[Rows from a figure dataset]
━━━━━━━━

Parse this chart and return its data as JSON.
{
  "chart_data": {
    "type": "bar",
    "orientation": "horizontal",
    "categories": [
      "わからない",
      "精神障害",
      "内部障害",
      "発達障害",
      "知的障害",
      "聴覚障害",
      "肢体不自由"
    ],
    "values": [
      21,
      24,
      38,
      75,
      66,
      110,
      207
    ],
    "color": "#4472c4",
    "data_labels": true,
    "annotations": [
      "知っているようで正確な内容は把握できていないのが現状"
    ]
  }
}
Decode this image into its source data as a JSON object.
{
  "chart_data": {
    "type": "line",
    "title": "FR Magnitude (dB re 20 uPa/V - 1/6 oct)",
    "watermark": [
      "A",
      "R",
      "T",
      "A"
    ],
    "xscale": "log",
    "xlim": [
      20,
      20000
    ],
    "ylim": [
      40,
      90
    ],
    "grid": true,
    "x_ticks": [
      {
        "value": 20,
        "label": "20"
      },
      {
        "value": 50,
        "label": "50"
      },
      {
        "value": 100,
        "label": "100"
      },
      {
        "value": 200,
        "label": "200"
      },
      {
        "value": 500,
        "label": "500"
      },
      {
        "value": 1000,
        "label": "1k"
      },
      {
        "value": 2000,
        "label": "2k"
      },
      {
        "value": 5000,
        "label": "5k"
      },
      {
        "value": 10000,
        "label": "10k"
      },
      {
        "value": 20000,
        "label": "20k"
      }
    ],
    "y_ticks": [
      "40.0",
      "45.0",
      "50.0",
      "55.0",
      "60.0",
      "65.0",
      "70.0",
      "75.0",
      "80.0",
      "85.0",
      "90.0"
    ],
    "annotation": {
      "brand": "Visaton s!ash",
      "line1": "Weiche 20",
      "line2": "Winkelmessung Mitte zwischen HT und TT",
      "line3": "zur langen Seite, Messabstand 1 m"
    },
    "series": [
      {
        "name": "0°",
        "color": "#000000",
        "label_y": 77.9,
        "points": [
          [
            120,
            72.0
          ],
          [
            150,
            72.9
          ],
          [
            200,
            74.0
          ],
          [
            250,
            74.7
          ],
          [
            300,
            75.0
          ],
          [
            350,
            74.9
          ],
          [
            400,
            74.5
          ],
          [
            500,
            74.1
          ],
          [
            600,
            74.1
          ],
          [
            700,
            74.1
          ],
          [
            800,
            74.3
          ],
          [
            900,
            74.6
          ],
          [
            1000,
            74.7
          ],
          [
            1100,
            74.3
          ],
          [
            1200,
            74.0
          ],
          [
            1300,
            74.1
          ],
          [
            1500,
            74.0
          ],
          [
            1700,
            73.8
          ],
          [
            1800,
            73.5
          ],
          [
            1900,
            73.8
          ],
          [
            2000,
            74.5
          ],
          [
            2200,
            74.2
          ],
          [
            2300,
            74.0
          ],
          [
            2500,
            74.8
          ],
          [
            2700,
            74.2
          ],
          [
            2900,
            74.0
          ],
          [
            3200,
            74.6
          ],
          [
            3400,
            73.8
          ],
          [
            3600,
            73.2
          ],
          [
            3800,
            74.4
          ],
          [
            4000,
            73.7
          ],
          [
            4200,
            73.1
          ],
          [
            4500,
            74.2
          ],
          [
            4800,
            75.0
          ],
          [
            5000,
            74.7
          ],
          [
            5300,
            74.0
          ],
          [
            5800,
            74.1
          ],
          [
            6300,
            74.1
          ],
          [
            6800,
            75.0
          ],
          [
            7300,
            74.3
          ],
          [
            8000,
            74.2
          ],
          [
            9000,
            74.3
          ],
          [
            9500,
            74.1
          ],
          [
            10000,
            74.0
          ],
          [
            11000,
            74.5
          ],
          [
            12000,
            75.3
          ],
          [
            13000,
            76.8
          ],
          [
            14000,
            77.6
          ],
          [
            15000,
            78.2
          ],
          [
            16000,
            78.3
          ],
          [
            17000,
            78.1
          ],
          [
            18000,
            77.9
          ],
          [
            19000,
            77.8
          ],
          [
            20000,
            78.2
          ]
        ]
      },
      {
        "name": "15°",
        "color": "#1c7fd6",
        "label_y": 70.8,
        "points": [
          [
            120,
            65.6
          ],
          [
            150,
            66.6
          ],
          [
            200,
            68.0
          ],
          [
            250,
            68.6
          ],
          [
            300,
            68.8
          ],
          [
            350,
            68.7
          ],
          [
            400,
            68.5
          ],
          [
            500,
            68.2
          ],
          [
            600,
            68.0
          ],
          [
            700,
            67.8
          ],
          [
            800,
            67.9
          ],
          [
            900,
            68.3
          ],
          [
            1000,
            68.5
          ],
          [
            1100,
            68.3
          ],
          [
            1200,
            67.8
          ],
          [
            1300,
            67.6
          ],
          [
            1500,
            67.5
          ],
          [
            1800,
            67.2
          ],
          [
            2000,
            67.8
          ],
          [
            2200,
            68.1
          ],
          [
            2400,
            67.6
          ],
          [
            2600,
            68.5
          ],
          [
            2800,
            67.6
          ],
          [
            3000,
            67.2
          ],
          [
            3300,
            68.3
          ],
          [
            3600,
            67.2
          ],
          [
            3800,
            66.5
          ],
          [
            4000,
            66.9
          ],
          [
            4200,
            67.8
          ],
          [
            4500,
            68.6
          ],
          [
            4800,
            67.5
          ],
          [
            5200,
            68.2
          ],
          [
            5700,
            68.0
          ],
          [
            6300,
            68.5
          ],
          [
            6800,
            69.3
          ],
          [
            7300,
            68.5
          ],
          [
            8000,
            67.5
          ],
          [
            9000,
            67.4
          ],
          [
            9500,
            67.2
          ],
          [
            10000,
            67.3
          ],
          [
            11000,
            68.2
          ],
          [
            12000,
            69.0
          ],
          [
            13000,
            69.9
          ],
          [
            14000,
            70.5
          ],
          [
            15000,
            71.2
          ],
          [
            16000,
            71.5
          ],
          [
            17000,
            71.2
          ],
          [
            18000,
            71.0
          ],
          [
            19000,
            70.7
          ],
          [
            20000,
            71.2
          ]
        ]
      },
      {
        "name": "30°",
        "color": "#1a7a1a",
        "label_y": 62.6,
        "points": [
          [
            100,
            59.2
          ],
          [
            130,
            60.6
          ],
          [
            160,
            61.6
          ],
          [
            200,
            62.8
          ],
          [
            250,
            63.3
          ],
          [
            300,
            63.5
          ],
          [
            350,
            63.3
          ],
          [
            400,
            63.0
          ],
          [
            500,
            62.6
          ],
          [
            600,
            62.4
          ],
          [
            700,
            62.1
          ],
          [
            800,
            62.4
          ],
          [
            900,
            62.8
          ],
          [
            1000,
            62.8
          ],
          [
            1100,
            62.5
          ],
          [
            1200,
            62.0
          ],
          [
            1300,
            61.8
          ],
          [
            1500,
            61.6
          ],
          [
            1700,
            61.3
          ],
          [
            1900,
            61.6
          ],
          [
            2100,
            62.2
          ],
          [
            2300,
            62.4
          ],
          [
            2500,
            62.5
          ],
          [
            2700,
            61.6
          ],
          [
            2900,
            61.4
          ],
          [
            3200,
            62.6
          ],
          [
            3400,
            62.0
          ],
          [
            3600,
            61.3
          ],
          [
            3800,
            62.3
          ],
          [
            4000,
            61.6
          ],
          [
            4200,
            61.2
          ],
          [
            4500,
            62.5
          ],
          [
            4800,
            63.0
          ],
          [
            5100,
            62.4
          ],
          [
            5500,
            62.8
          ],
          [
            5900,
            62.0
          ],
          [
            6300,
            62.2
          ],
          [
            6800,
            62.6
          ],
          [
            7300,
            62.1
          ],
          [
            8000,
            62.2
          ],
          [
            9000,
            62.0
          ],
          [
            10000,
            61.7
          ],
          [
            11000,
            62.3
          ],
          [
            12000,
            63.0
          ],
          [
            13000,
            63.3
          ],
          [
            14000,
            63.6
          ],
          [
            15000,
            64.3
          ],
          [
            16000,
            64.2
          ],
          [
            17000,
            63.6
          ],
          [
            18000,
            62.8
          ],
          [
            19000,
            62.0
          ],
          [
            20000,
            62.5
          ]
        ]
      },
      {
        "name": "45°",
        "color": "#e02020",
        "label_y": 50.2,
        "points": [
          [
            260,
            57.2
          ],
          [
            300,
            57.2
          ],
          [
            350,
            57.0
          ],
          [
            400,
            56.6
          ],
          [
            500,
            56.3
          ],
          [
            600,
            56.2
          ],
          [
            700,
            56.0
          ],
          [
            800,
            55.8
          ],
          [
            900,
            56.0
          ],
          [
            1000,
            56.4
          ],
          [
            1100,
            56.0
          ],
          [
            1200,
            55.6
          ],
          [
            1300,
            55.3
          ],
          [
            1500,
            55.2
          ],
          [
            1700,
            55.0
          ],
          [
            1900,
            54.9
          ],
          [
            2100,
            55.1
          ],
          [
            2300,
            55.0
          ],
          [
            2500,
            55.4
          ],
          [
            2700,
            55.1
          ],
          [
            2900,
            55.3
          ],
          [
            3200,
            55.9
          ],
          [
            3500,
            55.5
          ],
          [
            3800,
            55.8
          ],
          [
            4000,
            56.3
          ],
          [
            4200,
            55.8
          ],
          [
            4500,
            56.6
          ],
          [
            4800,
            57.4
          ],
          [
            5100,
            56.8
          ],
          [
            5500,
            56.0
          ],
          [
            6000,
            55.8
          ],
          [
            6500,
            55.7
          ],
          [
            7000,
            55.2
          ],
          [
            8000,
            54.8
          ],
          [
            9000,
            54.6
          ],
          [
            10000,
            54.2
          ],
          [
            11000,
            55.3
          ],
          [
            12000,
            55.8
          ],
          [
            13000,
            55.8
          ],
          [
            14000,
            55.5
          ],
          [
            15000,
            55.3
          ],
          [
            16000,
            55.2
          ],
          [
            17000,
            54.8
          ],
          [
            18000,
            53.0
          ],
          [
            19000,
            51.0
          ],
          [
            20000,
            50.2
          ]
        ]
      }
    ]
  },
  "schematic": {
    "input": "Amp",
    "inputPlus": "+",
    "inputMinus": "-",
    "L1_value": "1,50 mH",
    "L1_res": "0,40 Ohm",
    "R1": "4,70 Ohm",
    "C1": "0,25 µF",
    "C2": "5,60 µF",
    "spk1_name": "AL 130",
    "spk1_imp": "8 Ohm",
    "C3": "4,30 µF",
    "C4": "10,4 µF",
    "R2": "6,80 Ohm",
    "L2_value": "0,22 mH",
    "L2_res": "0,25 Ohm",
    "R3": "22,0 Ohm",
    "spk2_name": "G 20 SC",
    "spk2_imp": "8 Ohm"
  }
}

━━━━━━━━

Short exercise:
Within the data above, pick out all lines holding the word "color".

The completed task:
    "color": "#4472c4",
        "color": "#000000",
        "color": "#1c7fd6",
        "color": "#1a7a1a",
        "color": "#e02020",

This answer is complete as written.